[Stored records]
━━━━━━━━━━━━━━━━━━━━

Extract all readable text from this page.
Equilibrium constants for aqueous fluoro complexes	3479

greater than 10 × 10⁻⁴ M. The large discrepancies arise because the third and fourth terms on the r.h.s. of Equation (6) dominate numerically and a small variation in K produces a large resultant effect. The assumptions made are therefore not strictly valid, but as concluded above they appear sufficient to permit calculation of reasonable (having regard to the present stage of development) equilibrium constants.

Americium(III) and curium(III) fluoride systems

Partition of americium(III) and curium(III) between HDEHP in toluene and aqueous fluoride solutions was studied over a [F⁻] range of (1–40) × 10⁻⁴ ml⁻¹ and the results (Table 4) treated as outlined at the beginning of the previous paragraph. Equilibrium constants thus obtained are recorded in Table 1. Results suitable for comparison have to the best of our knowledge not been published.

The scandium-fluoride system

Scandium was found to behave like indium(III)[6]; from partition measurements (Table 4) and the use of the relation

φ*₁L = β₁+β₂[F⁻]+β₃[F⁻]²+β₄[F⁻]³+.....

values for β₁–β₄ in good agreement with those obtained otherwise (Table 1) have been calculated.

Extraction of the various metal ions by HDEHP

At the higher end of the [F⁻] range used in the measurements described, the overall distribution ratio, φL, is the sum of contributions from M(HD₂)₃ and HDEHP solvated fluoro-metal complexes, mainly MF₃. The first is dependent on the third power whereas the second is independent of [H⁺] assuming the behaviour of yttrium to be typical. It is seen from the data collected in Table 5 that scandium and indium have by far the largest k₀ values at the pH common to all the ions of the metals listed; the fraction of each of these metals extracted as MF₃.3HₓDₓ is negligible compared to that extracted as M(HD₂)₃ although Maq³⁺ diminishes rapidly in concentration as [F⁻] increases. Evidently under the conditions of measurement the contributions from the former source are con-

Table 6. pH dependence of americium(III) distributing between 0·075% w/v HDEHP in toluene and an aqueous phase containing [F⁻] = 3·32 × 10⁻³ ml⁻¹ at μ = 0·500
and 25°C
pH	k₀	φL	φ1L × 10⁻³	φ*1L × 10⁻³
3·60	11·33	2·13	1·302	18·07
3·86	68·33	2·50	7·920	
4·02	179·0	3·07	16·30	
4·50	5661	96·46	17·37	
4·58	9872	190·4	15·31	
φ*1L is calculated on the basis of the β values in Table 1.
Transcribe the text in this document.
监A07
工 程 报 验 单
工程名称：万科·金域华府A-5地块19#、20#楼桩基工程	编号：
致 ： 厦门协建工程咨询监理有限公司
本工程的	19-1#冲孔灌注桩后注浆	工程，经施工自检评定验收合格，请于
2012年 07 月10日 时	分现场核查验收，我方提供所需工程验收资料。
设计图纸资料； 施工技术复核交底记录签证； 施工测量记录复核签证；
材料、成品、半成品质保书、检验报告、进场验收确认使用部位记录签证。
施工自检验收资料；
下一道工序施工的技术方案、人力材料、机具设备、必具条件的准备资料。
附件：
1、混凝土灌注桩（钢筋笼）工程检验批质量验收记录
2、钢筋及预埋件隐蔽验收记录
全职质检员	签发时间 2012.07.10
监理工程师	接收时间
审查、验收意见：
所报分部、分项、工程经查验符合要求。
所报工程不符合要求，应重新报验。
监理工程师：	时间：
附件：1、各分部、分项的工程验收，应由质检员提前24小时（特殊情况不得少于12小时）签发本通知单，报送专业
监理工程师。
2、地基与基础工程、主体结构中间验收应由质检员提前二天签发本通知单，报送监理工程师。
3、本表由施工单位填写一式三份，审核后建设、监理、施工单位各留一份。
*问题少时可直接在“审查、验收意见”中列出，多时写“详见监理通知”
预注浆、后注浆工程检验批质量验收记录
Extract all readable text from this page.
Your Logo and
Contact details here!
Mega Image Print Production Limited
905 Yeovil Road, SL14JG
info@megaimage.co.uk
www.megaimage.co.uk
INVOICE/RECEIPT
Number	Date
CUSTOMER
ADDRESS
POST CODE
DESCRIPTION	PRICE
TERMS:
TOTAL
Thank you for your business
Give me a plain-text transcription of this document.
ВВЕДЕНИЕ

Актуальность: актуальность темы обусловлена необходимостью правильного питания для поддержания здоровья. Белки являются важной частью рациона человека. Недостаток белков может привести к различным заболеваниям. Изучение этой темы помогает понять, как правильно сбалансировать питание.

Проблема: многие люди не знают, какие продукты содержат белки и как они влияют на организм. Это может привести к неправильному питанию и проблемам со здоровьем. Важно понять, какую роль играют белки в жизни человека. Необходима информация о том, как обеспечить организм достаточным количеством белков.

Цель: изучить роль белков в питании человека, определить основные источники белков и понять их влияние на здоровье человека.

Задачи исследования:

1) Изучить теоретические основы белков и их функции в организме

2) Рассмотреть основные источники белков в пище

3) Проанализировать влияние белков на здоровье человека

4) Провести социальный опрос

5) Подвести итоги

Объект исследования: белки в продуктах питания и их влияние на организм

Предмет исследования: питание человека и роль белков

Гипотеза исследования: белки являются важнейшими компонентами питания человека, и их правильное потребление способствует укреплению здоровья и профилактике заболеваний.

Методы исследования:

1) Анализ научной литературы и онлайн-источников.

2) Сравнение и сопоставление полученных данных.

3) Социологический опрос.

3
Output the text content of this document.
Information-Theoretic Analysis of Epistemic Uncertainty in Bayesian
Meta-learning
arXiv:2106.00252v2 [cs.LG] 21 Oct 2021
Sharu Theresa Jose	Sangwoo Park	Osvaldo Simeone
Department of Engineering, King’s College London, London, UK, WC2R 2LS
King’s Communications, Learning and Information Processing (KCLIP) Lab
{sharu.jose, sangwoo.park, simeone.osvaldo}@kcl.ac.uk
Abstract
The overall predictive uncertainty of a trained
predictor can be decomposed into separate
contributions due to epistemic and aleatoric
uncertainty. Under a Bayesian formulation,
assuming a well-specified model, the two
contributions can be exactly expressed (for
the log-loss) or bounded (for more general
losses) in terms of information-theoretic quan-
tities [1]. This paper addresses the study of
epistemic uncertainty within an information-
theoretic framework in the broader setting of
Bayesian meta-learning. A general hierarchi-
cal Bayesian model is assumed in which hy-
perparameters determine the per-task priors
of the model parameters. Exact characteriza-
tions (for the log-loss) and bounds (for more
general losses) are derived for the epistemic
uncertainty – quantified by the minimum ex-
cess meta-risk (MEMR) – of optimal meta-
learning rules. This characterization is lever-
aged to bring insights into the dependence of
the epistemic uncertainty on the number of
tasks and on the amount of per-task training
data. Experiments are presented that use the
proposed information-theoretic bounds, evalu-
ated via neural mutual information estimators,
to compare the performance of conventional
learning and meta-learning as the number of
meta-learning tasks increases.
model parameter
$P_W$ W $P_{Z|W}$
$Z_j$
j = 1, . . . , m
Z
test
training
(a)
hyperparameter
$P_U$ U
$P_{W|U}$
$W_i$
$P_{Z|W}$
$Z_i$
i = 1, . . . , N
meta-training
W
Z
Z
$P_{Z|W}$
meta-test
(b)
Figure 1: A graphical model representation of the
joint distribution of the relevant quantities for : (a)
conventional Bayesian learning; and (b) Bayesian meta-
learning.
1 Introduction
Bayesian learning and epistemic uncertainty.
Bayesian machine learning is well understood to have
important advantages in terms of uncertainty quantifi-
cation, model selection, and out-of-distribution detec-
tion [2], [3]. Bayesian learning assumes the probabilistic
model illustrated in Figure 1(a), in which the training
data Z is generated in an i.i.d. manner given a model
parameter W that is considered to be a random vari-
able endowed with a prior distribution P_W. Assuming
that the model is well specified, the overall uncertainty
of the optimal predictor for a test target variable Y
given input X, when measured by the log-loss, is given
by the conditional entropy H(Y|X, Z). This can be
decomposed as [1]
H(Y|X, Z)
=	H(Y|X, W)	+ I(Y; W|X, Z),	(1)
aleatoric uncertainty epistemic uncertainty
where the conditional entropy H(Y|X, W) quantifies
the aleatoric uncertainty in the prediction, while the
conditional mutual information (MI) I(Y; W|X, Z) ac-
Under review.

━━━━━━━━━━━━━━━━━━━━

Using the listing, copy every line where the word "optimal" shows up.

cess meta-risk (MEMR) – of optimal meta-
of the optimal predictor for a test target variable Y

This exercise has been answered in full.